* EXERCISE *
Only the number is wanted: how many lines contain the word "необходимых"?

* DATA SHOWN *
◆ ◆ ◆ ◆ ◆ ◆ ◆

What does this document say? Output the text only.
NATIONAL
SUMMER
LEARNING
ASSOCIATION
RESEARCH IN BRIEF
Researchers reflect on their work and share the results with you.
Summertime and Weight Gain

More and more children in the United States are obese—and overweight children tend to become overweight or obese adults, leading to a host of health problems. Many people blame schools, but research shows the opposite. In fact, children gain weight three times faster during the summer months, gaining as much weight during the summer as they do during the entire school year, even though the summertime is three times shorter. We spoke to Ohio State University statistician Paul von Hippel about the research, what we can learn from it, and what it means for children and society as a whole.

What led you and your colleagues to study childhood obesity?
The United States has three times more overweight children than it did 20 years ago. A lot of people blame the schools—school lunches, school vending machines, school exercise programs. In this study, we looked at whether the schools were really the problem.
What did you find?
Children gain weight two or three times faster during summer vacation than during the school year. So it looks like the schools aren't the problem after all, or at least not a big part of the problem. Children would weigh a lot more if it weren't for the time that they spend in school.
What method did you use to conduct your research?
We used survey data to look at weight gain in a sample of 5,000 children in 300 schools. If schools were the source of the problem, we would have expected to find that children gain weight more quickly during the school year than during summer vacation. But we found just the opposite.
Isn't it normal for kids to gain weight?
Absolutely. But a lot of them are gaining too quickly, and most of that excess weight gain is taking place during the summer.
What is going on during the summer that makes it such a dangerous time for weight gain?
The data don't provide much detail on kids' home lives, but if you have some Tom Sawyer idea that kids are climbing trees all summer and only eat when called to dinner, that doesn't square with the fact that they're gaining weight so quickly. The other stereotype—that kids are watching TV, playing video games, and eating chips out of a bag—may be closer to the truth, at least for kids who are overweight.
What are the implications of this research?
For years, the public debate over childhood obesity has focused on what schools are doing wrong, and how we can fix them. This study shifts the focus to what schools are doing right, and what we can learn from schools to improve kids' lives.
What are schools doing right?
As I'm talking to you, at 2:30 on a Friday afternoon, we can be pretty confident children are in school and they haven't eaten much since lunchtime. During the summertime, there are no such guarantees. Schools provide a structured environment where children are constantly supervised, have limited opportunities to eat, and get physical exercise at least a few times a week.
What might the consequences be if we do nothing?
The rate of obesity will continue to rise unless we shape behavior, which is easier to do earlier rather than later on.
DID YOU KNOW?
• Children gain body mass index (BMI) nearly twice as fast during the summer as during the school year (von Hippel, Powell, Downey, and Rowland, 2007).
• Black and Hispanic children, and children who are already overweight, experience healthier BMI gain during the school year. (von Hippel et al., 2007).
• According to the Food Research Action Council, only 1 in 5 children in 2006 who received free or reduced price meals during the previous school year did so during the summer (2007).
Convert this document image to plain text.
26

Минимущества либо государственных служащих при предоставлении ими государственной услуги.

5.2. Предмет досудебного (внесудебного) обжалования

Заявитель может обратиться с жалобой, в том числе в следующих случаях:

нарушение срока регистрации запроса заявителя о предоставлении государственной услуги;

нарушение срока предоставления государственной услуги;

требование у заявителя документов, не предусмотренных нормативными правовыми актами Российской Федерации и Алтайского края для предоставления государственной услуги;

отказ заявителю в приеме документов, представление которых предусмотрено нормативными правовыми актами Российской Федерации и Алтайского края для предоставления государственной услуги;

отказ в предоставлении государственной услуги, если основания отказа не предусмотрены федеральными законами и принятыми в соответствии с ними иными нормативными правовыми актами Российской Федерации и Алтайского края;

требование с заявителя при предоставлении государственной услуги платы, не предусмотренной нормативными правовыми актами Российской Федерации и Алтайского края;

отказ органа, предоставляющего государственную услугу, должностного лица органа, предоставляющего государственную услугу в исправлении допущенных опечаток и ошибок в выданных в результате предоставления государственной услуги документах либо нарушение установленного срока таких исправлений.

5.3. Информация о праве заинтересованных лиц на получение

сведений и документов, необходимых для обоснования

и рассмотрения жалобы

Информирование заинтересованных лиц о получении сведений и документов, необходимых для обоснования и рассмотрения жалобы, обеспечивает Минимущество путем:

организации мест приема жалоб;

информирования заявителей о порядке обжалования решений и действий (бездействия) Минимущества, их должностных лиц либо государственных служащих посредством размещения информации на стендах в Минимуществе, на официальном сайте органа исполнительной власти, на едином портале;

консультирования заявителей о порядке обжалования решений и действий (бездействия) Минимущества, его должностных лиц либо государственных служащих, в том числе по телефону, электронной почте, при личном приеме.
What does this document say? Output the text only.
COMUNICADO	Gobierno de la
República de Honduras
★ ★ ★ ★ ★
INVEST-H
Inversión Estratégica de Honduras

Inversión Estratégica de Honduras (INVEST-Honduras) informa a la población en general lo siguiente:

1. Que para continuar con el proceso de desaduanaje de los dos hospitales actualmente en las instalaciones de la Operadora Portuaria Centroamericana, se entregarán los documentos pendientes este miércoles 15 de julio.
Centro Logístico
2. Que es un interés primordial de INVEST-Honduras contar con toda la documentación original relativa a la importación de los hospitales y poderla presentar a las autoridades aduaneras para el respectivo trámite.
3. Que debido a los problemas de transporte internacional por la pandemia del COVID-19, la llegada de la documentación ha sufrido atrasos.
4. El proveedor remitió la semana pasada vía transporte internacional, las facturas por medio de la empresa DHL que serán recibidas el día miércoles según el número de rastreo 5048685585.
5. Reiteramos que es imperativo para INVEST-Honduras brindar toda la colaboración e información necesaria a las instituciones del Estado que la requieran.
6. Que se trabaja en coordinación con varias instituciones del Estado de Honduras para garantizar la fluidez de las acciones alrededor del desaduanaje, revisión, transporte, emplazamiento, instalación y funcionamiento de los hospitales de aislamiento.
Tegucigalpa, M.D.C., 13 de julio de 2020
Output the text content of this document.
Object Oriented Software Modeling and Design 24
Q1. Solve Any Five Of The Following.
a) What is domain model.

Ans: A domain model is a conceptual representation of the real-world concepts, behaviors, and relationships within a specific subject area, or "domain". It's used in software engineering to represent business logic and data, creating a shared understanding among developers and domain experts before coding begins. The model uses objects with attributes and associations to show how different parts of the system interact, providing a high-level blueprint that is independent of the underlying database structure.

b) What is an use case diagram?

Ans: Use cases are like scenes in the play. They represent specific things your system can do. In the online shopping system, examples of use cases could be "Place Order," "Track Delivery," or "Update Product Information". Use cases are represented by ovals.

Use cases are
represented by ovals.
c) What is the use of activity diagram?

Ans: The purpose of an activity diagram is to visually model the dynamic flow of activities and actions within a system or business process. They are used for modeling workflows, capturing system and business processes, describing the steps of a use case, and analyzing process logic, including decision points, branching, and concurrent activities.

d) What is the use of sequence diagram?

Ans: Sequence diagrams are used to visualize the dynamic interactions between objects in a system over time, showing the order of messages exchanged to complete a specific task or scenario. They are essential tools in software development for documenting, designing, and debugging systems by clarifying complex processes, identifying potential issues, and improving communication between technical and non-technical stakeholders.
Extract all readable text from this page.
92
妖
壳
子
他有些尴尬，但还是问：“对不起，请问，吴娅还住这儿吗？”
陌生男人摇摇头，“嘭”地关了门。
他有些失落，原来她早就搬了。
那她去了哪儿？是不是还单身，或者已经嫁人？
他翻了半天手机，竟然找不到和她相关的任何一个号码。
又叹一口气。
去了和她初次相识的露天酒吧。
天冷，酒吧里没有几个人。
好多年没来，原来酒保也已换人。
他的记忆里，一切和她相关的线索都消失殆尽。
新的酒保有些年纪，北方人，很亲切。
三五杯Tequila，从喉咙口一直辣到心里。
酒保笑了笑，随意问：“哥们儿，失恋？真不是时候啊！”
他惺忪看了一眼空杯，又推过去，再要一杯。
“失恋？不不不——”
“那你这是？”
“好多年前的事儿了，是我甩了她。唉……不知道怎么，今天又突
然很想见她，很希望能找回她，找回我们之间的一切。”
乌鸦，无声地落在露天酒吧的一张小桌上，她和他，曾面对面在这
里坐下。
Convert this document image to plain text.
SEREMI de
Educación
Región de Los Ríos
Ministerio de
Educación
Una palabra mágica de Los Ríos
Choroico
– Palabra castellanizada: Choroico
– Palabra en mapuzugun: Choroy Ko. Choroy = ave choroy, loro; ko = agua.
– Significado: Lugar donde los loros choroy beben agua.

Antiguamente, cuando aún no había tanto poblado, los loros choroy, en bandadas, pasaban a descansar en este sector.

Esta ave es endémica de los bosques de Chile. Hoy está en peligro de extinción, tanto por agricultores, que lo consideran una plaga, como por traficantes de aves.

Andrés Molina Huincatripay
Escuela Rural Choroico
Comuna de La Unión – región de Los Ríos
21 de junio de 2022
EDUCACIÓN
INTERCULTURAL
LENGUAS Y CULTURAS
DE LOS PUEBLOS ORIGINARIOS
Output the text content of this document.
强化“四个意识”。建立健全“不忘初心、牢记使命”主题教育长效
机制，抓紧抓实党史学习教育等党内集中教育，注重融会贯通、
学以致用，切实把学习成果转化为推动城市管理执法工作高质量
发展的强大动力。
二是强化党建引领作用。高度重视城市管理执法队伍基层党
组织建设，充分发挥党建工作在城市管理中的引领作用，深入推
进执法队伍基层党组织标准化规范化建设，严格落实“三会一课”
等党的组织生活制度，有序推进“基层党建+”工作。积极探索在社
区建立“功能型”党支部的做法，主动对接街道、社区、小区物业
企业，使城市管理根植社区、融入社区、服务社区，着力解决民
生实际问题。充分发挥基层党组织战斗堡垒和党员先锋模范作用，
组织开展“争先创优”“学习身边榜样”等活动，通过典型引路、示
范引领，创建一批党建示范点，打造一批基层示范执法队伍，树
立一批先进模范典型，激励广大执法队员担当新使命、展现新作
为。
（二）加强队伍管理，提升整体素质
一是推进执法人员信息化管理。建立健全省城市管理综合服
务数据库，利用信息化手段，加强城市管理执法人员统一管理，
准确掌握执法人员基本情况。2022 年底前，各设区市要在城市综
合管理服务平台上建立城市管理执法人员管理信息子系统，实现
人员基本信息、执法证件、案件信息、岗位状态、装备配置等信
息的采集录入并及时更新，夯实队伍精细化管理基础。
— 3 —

◆ ◆ ◆ ◆ ◆ ◆ ◆

* SOLUTION BELOW *
2